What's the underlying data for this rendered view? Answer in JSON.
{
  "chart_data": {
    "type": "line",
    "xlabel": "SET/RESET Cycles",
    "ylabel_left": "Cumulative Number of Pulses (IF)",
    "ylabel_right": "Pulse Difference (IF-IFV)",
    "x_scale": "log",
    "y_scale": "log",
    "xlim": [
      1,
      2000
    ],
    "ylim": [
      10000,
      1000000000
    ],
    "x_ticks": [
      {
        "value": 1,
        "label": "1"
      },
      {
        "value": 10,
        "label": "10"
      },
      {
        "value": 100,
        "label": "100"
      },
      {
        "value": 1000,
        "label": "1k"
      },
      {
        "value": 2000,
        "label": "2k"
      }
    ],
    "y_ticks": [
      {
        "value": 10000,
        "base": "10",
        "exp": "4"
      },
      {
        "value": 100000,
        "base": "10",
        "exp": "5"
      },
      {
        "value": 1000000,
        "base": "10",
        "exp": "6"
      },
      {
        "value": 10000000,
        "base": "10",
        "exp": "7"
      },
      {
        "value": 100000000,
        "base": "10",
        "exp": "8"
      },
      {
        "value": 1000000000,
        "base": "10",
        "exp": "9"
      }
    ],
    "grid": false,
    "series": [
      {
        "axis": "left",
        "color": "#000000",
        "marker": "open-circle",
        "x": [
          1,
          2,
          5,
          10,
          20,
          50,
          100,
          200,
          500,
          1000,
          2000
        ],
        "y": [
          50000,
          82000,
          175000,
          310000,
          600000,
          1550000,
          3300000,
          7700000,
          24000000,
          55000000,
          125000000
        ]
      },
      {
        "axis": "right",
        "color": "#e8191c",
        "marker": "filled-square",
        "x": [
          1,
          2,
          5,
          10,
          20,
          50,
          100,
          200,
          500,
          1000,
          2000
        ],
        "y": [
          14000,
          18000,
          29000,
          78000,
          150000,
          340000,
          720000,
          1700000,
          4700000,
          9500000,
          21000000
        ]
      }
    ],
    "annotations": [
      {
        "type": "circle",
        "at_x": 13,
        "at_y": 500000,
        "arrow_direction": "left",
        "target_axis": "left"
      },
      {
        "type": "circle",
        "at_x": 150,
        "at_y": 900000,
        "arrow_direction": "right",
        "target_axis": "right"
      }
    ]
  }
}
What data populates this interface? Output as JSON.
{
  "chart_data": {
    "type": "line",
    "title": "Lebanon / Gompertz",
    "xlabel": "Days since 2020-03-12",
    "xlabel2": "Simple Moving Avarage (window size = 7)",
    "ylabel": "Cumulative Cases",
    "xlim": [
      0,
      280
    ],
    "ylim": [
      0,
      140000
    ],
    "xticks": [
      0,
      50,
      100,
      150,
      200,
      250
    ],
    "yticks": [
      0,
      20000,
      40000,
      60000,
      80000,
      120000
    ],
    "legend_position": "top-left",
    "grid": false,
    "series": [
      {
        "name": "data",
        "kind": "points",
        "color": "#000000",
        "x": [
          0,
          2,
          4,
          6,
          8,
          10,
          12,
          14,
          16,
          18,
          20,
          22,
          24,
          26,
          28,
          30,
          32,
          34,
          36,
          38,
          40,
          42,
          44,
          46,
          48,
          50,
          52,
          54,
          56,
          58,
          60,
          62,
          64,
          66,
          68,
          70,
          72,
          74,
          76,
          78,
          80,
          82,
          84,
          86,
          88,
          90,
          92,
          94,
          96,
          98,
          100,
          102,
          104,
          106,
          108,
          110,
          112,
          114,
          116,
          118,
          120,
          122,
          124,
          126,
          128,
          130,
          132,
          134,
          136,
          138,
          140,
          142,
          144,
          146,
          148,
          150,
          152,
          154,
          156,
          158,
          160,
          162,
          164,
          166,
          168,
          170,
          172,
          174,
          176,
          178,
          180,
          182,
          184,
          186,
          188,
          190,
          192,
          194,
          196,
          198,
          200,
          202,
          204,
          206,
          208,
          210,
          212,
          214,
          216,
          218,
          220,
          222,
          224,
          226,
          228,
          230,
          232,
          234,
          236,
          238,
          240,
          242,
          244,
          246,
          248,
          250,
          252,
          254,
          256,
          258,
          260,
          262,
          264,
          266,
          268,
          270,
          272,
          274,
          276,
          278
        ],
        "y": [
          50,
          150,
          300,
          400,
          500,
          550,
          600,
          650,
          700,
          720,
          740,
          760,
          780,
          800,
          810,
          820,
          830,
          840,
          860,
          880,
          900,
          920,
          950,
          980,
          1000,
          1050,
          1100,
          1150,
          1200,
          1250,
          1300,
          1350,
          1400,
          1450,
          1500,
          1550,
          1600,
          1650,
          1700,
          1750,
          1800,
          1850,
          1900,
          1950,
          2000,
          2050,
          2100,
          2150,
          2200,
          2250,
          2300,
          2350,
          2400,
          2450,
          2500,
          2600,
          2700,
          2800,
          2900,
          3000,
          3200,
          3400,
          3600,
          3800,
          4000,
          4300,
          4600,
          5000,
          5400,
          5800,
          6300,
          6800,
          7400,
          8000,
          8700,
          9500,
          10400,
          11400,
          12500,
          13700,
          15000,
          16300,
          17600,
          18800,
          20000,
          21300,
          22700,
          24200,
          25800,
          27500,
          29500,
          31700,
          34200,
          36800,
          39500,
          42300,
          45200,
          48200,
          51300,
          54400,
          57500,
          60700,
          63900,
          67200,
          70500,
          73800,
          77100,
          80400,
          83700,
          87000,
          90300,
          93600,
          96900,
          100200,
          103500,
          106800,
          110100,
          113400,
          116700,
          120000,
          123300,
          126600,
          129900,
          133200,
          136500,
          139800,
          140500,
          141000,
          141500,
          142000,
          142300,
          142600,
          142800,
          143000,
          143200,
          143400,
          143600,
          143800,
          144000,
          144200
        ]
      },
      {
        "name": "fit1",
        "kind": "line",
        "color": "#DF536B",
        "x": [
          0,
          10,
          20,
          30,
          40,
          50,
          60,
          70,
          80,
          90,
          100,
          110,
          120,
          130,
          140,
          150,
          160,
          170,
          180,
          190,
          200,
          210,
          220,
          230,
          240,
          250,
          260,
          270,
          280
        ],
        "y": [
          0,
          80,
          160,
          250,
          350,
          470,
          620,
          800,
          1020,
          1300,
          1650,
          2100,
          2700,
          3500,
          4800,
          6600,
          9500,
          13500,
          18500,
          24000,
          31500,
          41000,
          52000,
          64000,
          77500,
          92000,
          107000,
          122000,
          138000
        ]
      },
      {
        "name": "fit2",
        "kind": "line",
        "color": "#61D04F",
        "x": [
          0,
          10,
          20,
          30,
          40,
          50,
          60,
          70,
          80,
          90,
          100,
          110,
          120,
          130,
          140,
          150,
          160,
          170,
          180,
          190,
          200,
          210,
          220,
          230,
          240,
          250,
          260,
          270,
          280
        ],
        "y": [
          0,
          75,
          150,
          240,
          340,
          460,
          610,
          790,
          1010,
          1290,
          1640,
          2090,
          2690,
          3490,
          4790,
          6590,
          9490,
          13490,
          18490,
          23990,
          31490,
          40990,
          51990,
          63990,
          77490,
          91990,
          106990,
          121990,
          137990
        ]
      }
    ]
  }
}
===
▸ **WORK TO DO**: List each line of the records that holds the string "Cumulative".

▸ **SOLVED PROBLEM**:
    "ylabel_left": "Cumulative Number of Pulses (IF)",
    "ylabel": "Cumulative Cases",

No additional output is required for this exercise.